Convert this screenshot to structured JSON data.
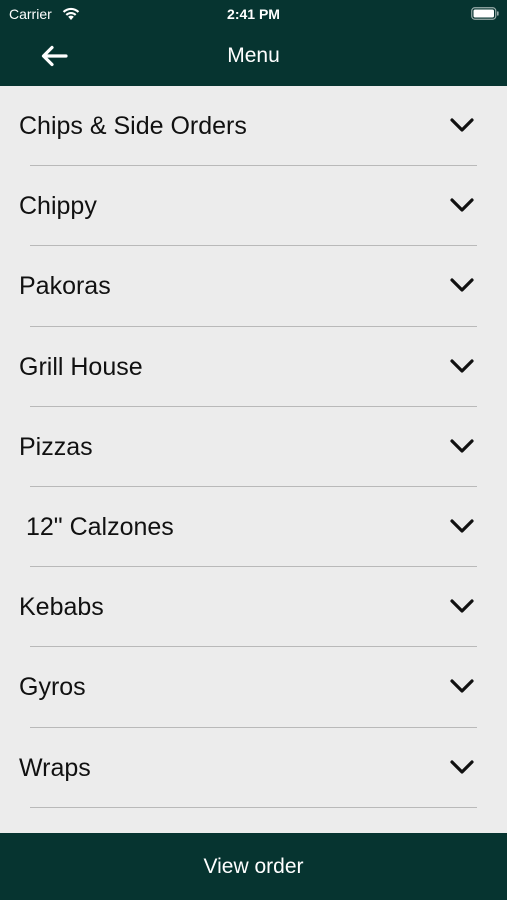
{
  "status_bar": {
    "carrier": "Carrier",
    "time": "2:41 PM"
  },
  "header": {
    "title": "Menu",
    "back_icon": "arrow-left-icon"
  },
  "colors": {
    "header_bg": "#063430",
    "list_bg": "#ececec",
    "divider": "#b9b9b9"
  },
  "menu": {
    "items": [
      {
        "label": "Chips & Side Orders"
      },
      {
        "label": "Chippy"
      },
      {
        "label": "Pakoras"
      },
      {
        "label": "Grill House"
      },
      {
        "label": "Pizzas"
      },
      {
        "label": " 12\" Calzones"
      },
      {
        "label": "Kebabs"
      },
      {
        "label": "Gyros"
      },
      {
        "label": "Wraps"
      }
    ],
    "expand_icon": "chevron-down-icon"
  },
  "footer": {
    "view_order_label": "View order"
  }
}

...

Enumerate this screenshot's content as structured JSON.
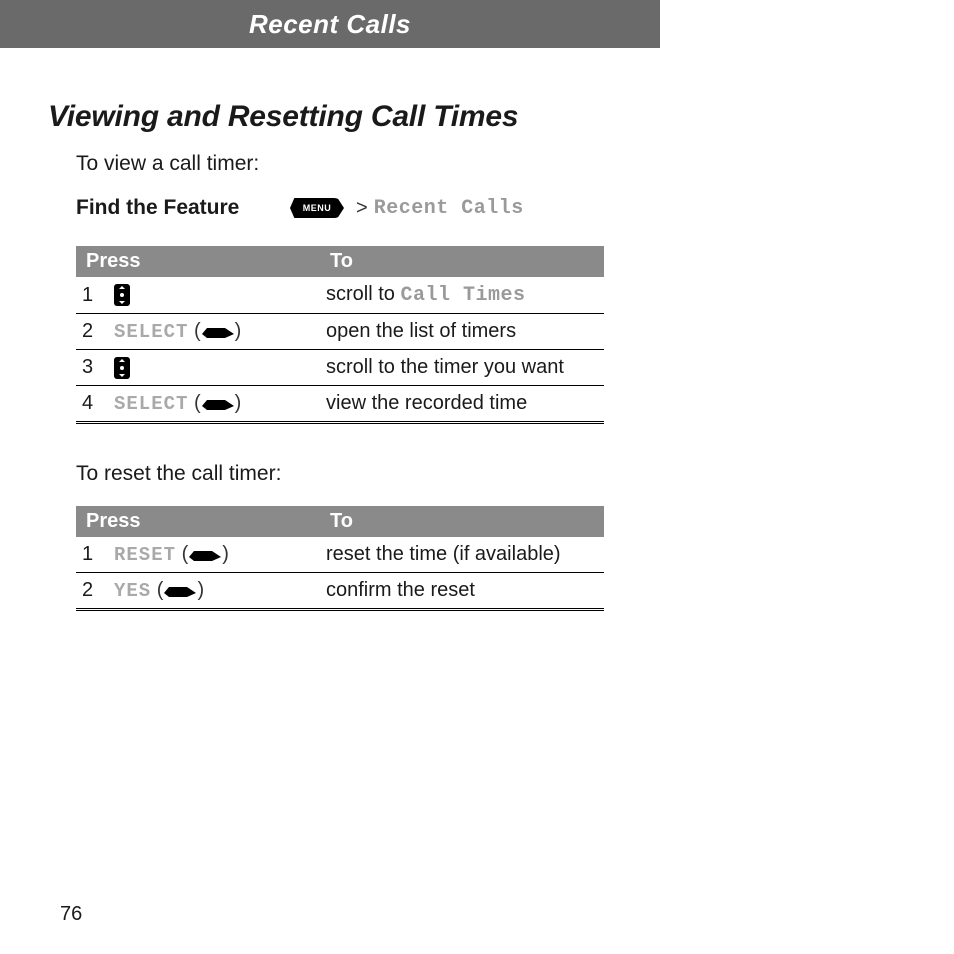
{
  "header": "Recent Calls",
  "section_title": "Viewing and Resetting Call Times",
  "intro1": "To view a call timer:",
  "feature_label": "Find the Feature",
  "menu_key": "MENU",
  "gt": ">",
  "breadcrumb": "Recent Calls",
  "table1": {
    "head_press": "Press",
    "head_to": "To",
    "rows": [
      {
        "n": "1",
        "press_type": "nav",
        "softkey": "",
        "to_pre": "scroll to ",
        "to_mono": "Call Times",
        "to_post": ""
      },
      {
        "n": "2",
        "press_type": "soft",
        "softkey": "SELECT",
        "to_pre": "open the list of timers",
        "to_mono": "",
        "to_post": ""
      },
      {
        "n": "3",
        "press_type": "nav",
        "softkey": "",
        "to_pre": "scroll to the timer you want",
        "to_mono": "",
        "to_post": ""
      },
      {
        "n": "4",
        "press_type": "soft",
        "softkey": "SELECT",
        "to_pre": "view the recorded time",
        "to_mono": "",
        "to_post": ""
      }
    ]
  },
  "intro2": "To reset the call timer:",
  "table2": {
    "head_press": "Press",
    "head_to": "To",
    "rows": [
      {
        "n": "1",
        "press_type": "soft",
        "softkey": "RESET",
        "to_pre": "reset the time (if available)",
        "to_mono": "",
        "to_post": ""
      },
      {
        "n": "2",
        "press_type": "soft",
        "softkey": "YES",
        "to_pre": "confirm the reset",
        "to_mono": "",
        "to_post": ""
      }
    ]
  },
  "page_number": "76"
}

Exercise goal | Copy each line in the data that holds the word "scroll".

Right answer |
        "to_pre": "scroll to ",
        "to_pre": "scroll to the timer you want",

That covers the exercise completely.